[START OF Provided information]
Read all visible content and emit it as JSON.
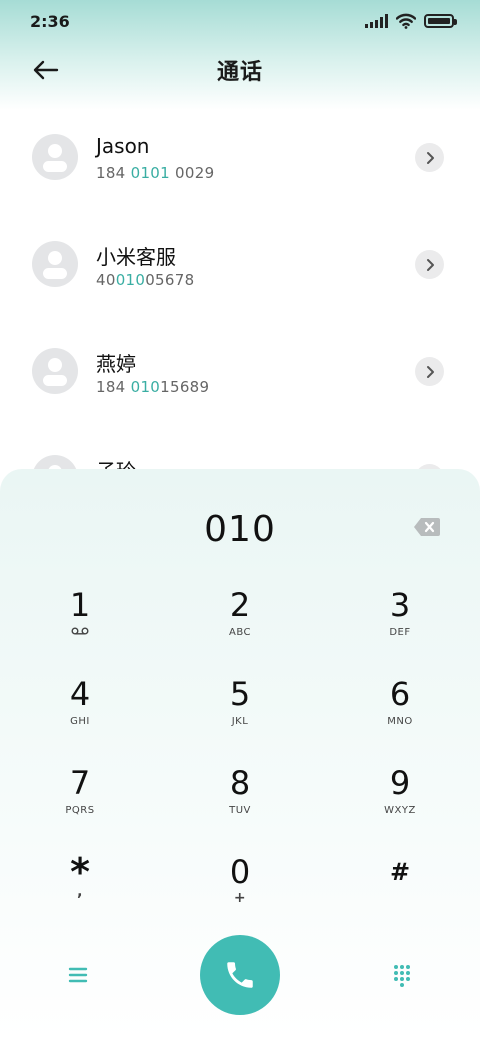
{
  "status_bar": {
    "time": "2:36"
  },
  "header": {
    "title": "通话"
  },
  "contacts": [
    {
      "name": "Jason",
      "number_pre": "184 ",
      "number_match": "0101",
      "number_post": " 0029"
    },
    {
      "name": "小米客服",
      "number_pre": "40",
      "number_match": "010",
      "number_post": "05678"
    },
    {
      "name": "燕婷",
      "number_pre": "184 ",
      "number_match": "010",
      "number_post": "15689"
    },
    {
      "name": "子玲",
      "number_pre": "",
      "number_match": "",
      "number_post": ""
    }
  ],
  "dialer": {
    "input": "010",
    "keys": [
      {
        "digit": "1",
        "letters": ""
      },
      {
        "digit": "2",
        "letters": "ABC"
      },
      {
        "digit": "3",
        "letters": "DEF"
      },
      {
        "digit": "4",
        "letters": "GHI"
      },
      {
        "digit": "5",
        "letters": "JKL"
      },
      {
        "digit": "6",
        "letters": "MNO"
      },
      {
        "digit": "7",
        "letters": "PQRS"
      },
      {
        "digit": "8",
        "letters": "TUV"
      },
      {
        "digit": "9",
        "letters": "WXYZ"
      },
      {
        "digit": "*",
        "letters": ","
      },
      {
        "digit": "0",
        "letters": "+"
      },
      {
        "digit": "#",
        "letters": ""
      }
    ]
  },
  "colors": {
    "accent": "#41bcb4",
    "highlight_text": "#3aaea3",
    "header_gradient_top": "#a6dcd5"
  },
  "icons": {
    "back": "arrow-left-icon",
    "voicemail": "voicemail-icon",
    "backspace": "backspace-icon",
    "menu": "menu-icon",
    "call": "phone-icon",
    "keypad": "dialpad-icon",
    "detail": "chevron-right-icon"
  }
}
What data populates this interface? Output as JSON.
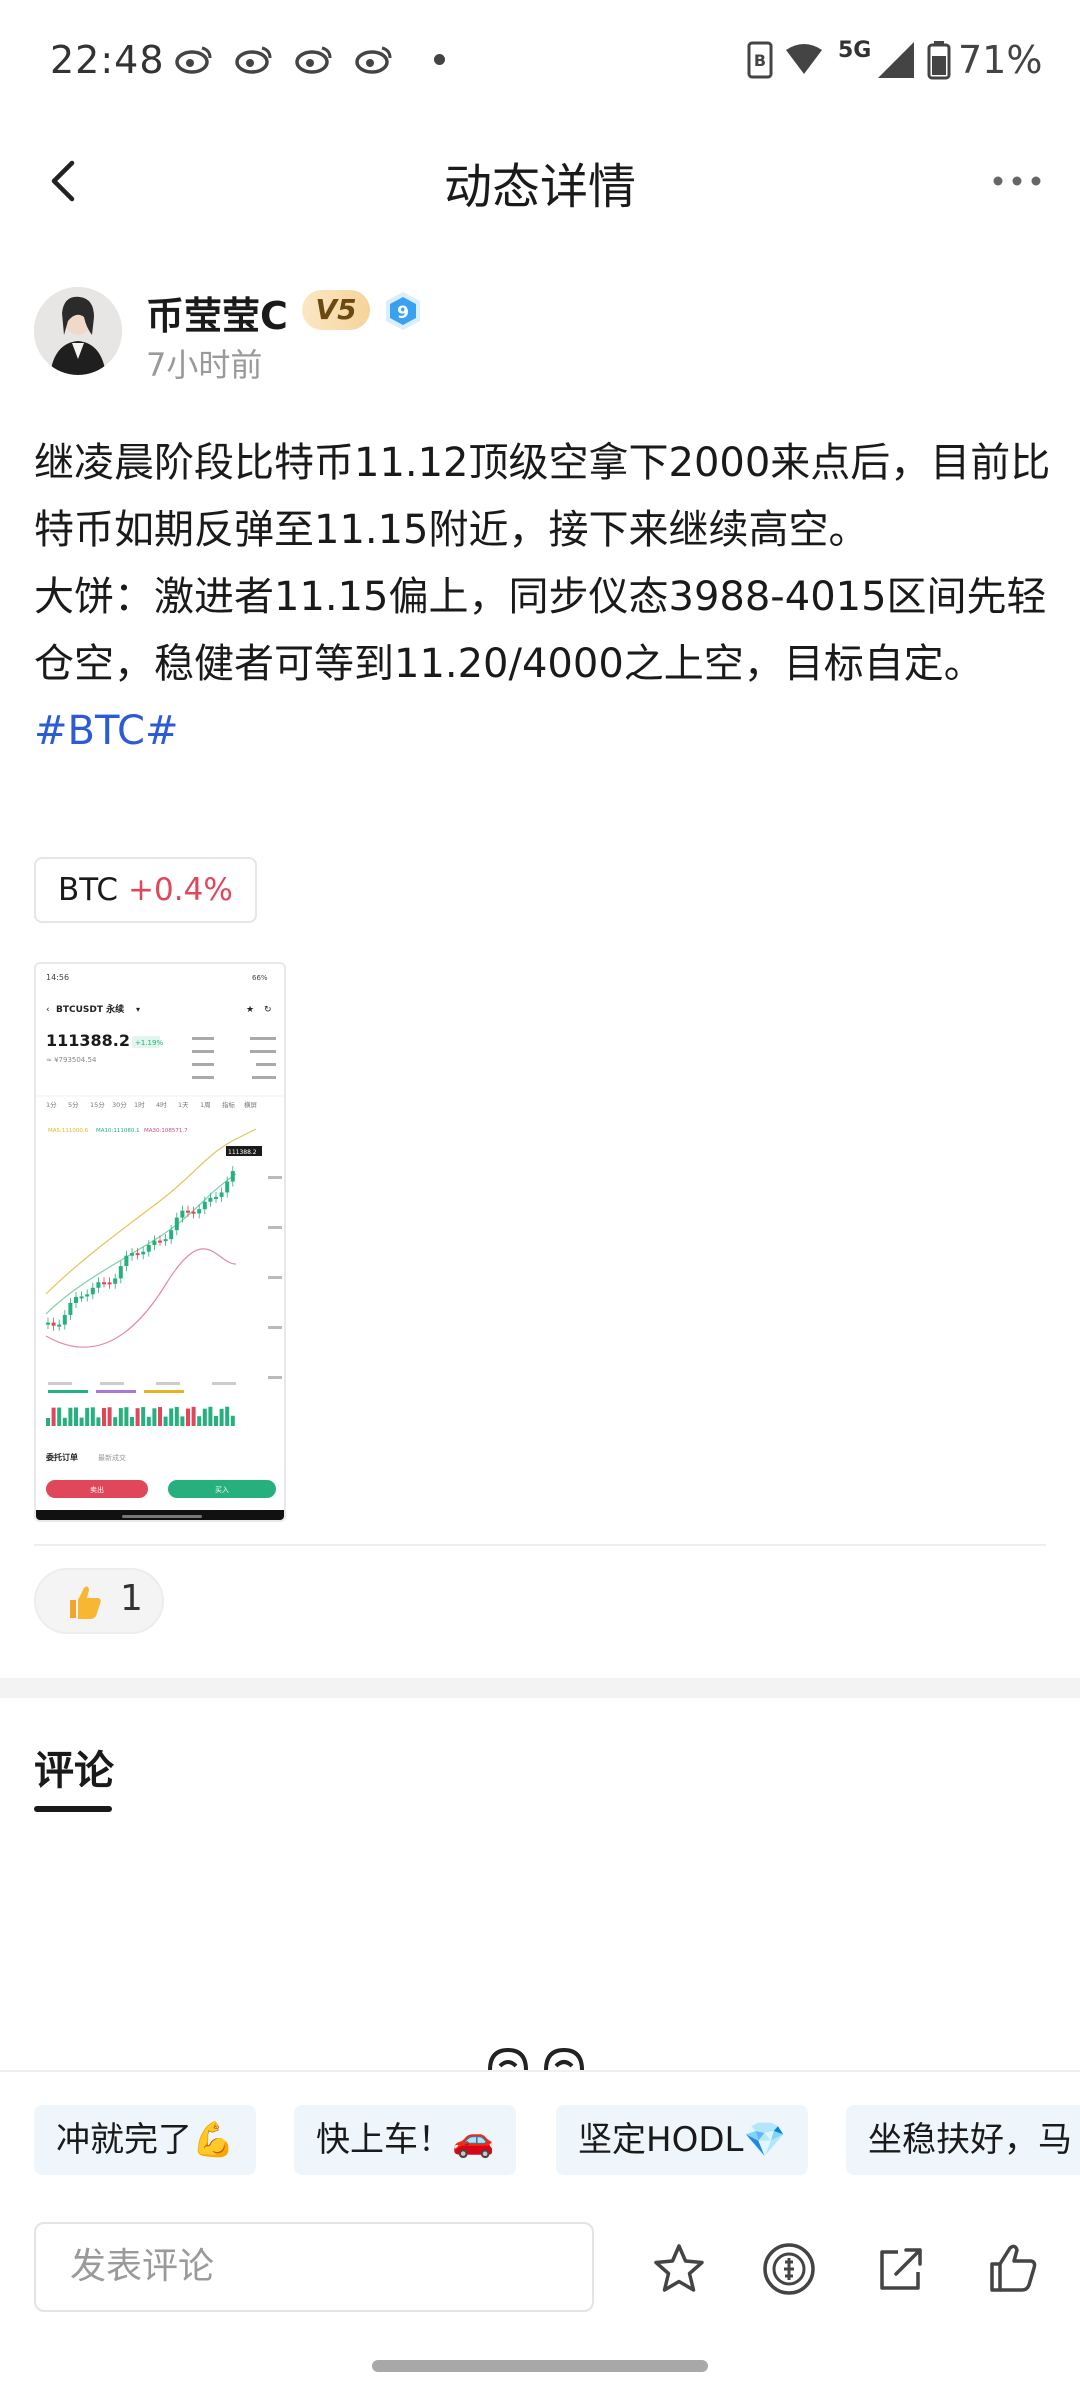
{
  "status_bar": {
    "time": "22:48",
    "network": "5G",
    "battery": "71%",
    "notification_icons": [
      "weibo-icon",
      "weibo-icon",
      "weibo-icon",
      "weibo-icon"
    ]
  },
  "header": {
    "title": "动态详情"
  },
  "author": {
    "name": "币莹莹C",
    "vip_level": "V5",
    "badge_level": "9",
    "posted": "7小时前"
  },
  "post": {
    "paragraph_1": "继凌晨阶段比特币11.12顶级空拿下2000来点后，目前比特币如期反弹至11.15附近，接下来继续高空。",
    "paragraph_2": "大饼：激进者11.15偏上，同步仪态3988-4015区间先轻仓空，稳健者可等到11.20/4000之上空，目标自定。",
    "hashtag": "#BTC#"
  },
  "ticker": {
    "symbol": "BTC",
    "change": "+0.4%"
  },
  "image": {
    "status_time": "14:56",
    "battery": "66%",
    "pair": "BTCUSDT 永续",
    "price": "111388.2",
    "change": "+1.19%",
    "price_sub": "≈ ¥793504.54",
    "tabs": [
      "1分",
      "5分",
      "15分",
      "30分",
      "1时",
      "4时",
      "1天",
      "1周",
      "指标",
      "横屏"
    ],
    "orders_tab": "委托订单",
    "trades_tab": "最新成交",
    "sell_label": "卖出",
    "buy_label": "买入",
    "colors": {
      "up": "#26b07d",
      "down": "#e0475b"
    }
  },
  "reactions": {
    "emoji": "thumbs-up-emoji",
    "count": "1"
  },
  "comments": {
    "title": "评论"
  },
  "quick_replies": [
    "冲就完了💪",
    "快上车！🚗",
    "坚定HODL💎",
    "坐稳扶好，马"
  ],
  "bottom_bar": {
    "input_placeholder": "发表评论",
    "icons": [
      "star-icon",
      "coin-icon",
      "share-icon",
      "thumbs-up-icon"
    ]
  }
}
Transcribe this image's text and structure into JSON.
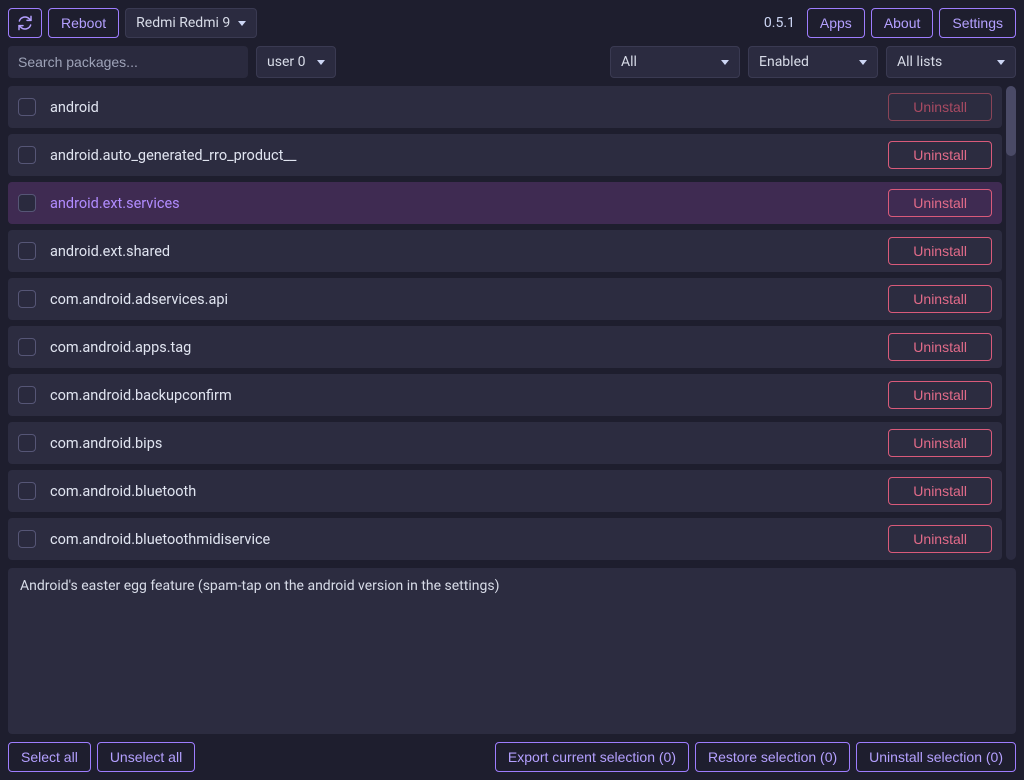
{
  "header": {
    "reboot_label": "Reboot",
    "device": "Redmi Redmi 9",
    "version": "0.5.1",
    "apps_label": "Apps",
    "about_label": "About",
    "settings_label": "Settings"
  },
  "filters": {
    "search_placeholder": "Search packages...",
    "user_label": "user 0",
    "type_label": "All",
    "status_label": "Enabled",
    "lists_label": "All lists"
  },
  "packages": [
    {
      "name": "android",
      "action": "Uninstall",
      "dim": true,
      "selected": false
    },
    {
      "name": "android.auto_generated_rro_product__",
      "action": "Uninstall",
      "dim": false,
      "selected": false
    },
    {
      "name": "android.ext.services",
      "action": "Uninstall",
      "dim": false,
      "selected": true
    },
    {
      "name": "android.ext.shared",
      "action": "Uninstall",
      "dim": false,
      "selected": false
    },
    {
      "name": "com.android.adservices.api",
      "action": "Uninstall",
      "dim": false,
      "selected": false
    },
    {
      "name": "com.android.apps.tag",
      "action": "Uninstall",
      "dim": false,
      "selected": false
    },
    {
      "name": "com.android.backupconfirm",
      "action": "Uninstall",
      "dim": false,
      "selected": false
    },
    {
      "name": "com.android.bips",
      "action": "Uninstall",
      "dim": false,
      "selected": false
    },
    {
      "name": "com.android.bluetooth",
      "action": "Uninstall",
      "dim": false,
      "selected": false
    },
    {
      "name": "com.android.bluetoothmidiservice",
      "action": "Uninstall",
      "dim": false,
      "selected": false
    }
  ],
  "description": "Android's easter egg feature (spam-tap on the android version in the settings)",
  "footer": {
    "select_all": "Select all",
    "unselect_all": "Unselect all",
    "export": "Export current selection (0)",
    "restore": "Restore selection (0)",
    "uninstall": "Uninstall selection (0)"
  }
}
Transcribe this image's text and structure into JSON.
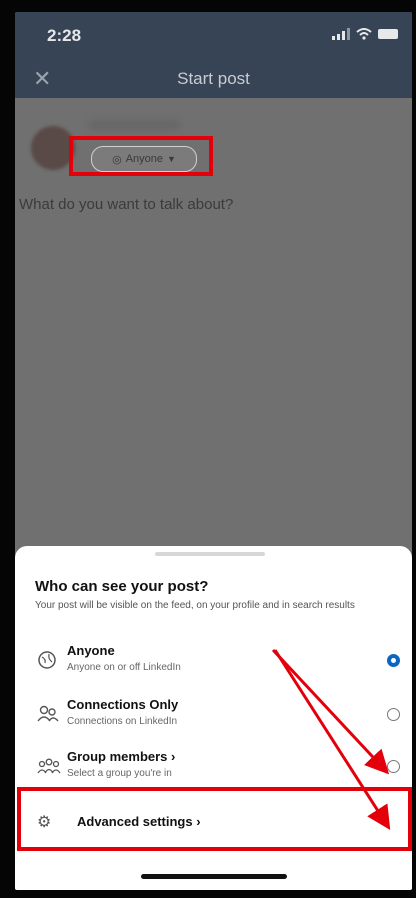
{
  "status": {
    "time": "2:28"
  },
  "nav": {
    "close_glyph": "✕",
    "title": "Start post"
  },
  "composer": {
    "audience_chip": "Anyone",
    "prompt": "What do you want to talk about?"
  },
  "sheet": {
    "title": "Who can see your post?",
    "description": "Your post will be visible on the feed, on your profile and in search results",
    "options": [
      {
        "label": "Anyone",
        "sub": "Anyone on or off LinkedIn",
        "selected": true,
        "icon": "globe-icon"
      },
      {
        "label": "Connections Only",
        "sub": "Connections on LinkedIn",
        "selected": false,
        "icon": "people-icon"
      },
      {
        "label": "Group members ›",
        "sub": "Select a group you're in",
        "selected": false,
        "icon": "group-icon"
      }
    ],
    "advanced": {
      "label": "Advanced settings ›",
      "icon": "gear-icon"
    }
  },
  "colors": {
    "accent": "#0a66c2",
    "highlight": "#e3000b"
  }
}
[END OF Provided information]
- _Short exercise_
Without the pictures, retype the whole of the material above exactly.

- _The completed task_
Read all visible content and emit it as JSON.
{
  "status_bar": {
    "time": "2:36"
  },
  "header": {
    "title": "通话"
  },
  "contacts": [
    {
      "name": "Jason",
      "number_pre": "184 ",
      "number_match": "0101",
      "number_post": " 0029"
    },
    {
      "name": "小米客服",
      "number_pre": "40",
      "number_match": "010",
      "number_post": "05678"
    },
    {
      "name": "燕婷",
      "number_pre": "184 ",
      "number_match": "010",
      "number_post": "15689"
    },
    {
      "name": "子玲",
      "number_pre": "",
      "number_match": "",
      "number_post": ""
    }
  ],
  "dialer": {
    "input": "010",
    "keys": [
      {
        "digit": "1",
        "letters": ""
      },
      {
        "digit": "2",
        "letters": "ABC"
      },
      {
        "digit": "3",
        "letters": "DEF"
      },
      {
        "digit": "4",
        "letters": "GHI"
      },
      {
        "digit": "5",
        "letters": "JKL"
      },
      {
        "digit": "6",
        "letters": "MNO"
      },
      {
        "digit": "7",
        "letters": "PQRS"
      },
      {
        "digit": "8",
        "letters": "TUV"
      },
      {
        "digit": "9",
        "letters": "WXYZ"
      },
      {
        "digit": "*",
        "letters": ","
      },
      {
        "digit": "0",
        "letters": "+"
      },
      {
        "digit": "#",
        "letters": ""
      }
    ]
  },
  "colors": {
    "accent": "#41bcb4",
    "highlight_text": "#3aaea3",
    "header_gradient_top": "#a6dcd5"
  },
  "icons": {
    "back": "arrow-left-icon",
    "voicemail": "voicemail-icon",
    "backspace": "backspace-icon",
    "menu": "menu-icon",
    "call": "phone-icon",
    "keypad": "dialpad-icon",
    "detail": "chevron-right-icon"
  }
}
What data populates this interface? Output as JSON.
{
  "status_bar": {
    "time": "22:48",
    "network": "5G",
    "battery": "71%",
    "notification_icons": [
      "weibo-icon",
      "weibo-icon",
      "weibo-icon",
      "weibo-icon"
    ]
  },
  "header": {
    "title": "动态详情"
  },
  "author": {
    "name": "币莹莹C",
    "vip_level": "V5",
    "badge_level": "9",
    "posted": "7小时前"
  },
  "post": {
    "paragraph_1": "继凌晨阶段比特币11.12顶级空拿下2000来点后，目前比特币如期反弹至11.15附近，接下来继续高空。",
    "paragraph_2": "大饼：激进者11.15偏上，同步仪态3988-4015区间先轻仓空，稳健者可等到11.20/4000之上空，目标自定。",
    "hashtag": "#BTC#"
  },
  "ticker": {
    "symbol": "BTC",
    "change": "+0.4%"
  },
  "image": {
    "status_time": "14:56",
    "battery": "66%",
    "pair": "BTCUSDT 永续",
    "price": "111388.2",
    "change": "+1.19%",
    "price_sub": "≈ ¥793504.54",
    "tabs": [
      "1分",
      "5分",
      "15分",
      "30分",
      "1时",
      "4时",
      "1天",
      "1周",
      "指标",
      "横屏"
    ],
    "orders_tab": "委托订单",
    "trades_tab": "最新成交",
    "sell_label": "卖出",
    "buy_label": "买入",
    "colors": {
      "up": "#26b07d",
      "down": "#e0475b"
    }
  },
  "reactions": {
    "emoji": "thumbs-up-emoji",
    "count": "1"
  },
  "comments": {
    "title": "评论"
  },
  "quick_replies": [
    "冲就完了💪",
    "快上车！🚗",
    "坚定HODL💎",
    "坐稳扶好，马"
  ],
  "bottom_bar": {
    "input_placeholder": "发表评论",
    "icons": [
      "star-icon",
      "coin-icon",
      "share-icon",
      "thumbs-up-icon"
    ]
  }
}
Transcribe this image's text and structure into JSON.
{
  "header": {
    "reboot_label": "Reboot",
    "device": "Redmi Redmi 9",
    "version": "0.5.1",
    "apps_label": "Apps",
    "about_label": "About",
    "settings_label": "Settings"
  },
  "filters": {
    "search_placeholder": "Search packages...",
    "user_label": "user 0",
    "type_label": "All",
    "status_label": "Enabled",
    "lists_label": "All lists"
  },
  "packages": [
    {
      "name": "android",
      "action": "Uninstall",
      "dim": true,
      "selected": false
    },
    {
      "name": "android.auto_generated_rro_product__",
      "action": "Uninstall",
      "dim": false,
      "selected": false
    },
    {
      "name": "android.ext.services",
      "action": "Uninstall",
      "dim": false,
      "selected": true
    },
    {
      "name": "android.ext.shared",
      "action": "Uninstall",
      "dim": false,
      "selected": false
    },
    {
      "name": "com.android.adservices.api",
      "action": "Uninstall",
      "dim": false,
      "selected": false
    },
    {
      "name": "com.android.apps.tag",
      "action": "Uninstall",
      "dim": false,
      "selected": false
    },
    {
      "name": "com.android.backupconfirm",
      "action": "Uninstall",
      "dim": false,
      "selected": false
    },
    {
      "name": "com.android.bips",
      "action": "Uninstall",
      "dim": false,
      "selected": false
    },
    {
      "name": "com.android.bluetooth",
      "action": "Uninstall",
      "dim": false,
      "selected": false
    },
    {
      "name": "com.android.bluetoothmidiservice",
      "action": "Uninstall",
      "dim": false,
      "selected": false
    }
  ],
  "description": "Android's easter egg feature (spam-tap on the android version in the settings)",
  "footer": {
    "select_all": "Select all",
    "unselect_all": "Unselect all",
    "export": "Export current selection (0)",
    "restore": "Restore selection (0)",
    "uninstall": "Uninstall selection (0)"
  }
}
Transcribe this image's text and structure into JSON.
{
  "status": {
    "time": "2:28"
  },
  "nav": {
    "close_glyph": "✕",
    "title": "Start post"
  },
  "composer": {
    "audience_chip": "Anyone",
    "prompt": "What do you want to talk about?"
  },
  "sheet": {
    "title": "Who can see your post?",
    "description": "Your post will be visible on the feed, on your profile and in search results",
    "options": [
      {
        "label": "Anyone",
        "sub": "Anyone on or off LinkedIn",
        "selected": true,
        "icon": "globe-icon"
      },
      {
        "label": "Connections Only",
        "sub": "Connections on LinkedIn",
        "selected": false,
        "icon": "people-icon"
      },
      {
        "label": "Group members ›",
        "sub": "Select a group you're in",
        "selected": false,
        "icon": "group-icon"
      }
    ],
    "advanced": {
      "label": "Advanced settings ›",
      "icon": "gear-icon"
    }
  },
  "colors": {
    "accent": "#0a66c2",
    "highlight": "#e3000b"
  }
}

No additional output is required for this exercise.